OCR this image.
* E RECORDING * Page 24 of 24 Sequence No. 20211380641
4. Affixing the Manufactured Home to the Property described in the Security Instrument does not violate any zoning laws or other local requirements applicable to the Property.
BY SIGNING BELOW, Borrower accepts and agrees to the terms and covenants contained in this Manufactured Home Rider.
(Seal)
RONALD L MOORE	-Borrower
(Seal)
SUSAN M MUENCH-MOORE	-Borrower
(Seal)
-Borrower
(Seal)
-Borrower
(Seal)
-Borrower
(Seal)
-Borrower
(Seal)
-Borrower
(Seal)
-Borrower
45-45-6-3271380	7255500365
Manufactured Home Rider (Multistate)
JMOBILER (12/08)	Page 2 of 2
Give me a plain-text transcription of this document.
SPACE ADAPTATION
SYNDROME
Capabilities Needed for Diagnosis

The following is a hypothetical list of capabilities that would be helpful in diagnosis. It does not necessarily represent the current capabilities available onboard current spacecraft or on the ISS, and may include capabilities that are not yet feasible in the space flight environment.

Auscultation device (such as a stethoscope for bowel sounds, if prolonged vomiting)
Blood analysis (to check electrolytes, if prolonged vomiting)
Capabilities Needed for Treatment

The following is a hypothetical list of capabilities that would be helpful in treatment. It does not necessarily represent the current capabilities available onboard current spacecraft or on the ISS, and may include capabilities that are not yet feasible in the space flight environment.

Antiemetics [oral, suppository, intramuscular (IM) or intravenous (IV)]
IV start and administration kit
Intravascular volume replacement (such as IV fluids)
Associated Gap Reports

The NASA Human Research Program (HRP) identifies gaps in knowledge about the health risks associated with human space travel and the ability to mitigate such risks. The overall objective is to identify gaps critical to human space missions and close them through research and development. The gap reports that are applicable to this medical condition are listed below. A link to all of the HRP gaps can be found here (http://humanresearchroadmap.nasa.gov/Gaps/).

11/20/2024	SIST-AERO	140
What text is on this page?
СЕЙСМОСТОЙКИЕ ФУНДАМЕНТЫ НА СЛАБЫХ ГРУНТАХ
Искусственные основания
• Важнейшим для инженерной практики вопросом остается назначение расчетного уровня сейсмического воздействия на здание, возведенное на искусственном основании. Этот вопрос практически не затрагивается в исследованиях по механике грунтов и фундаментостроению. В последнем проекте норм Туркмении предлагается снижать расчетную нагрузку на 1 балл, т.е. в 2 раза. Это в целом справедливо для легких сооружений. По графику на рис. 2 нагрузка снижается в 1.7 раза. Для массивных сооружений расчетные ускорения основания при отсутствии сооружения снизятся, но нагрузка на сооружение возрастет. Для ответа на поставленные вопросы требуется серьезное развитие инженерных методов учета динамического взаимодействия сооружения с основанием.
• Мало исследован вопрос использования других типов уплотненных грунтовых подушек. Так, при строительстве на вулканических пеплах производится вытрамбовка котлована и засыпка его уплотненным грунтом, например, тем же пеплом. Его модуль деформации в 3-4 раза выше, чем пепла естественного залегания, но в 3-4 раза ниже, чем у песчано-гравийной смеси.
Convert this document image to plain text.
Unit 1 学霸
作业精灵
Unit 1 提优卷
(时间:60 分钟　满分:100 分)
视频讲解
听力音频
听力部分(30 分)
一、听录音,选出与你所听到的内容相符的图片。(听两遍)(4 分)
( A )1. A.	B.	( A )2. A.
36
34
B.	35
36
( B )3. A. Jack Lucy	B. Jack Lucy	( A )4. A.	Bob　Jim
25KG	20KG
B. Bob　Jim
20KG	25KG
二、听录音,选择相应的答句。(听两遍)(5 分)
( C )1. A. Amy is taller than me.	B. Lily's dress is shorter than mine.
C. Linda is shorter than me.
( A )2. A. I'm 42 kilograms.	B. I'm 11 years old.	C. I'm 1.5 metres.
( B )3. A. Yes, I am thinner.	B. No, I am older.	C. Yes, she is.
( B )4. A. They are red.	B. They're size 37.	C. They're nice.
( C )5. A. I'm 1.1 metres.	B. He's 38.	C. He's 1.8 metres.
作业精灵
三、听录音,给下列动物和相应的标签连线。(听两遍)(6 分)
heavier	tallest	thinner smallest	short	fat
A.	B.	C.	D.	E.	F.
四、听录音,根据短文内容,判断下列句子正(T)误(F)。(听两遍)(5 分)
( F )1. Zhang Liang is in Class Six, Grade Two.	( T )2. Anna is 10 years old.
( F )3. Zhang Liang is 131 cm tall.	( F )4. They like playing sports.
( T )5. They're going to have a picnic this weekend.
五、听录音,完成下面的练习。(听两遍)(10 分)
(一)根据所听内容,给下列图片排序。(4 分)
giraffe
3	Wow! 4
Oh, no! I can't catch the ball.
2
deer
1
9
-- -- --
**TASK DIRECTIONS**
Which lines contain "environment"? Copy each of them out.

**FULL RESPONSE**
The following is a hypothetical list of capabilities that would be helpful in diagnosis. It does not necessarily represent the current capabilities available onboard current spacecraft or on the ISS, and may include capabilities that are not yet feasible in the space flight environment.
The following is a hypothetical list of capabilities that would be helpful in treatment. It does not necessarily represent the current capabilities available onboard current spacecraft or on the ISS, and may include capabilities that are not yet feasible in the space flight environment.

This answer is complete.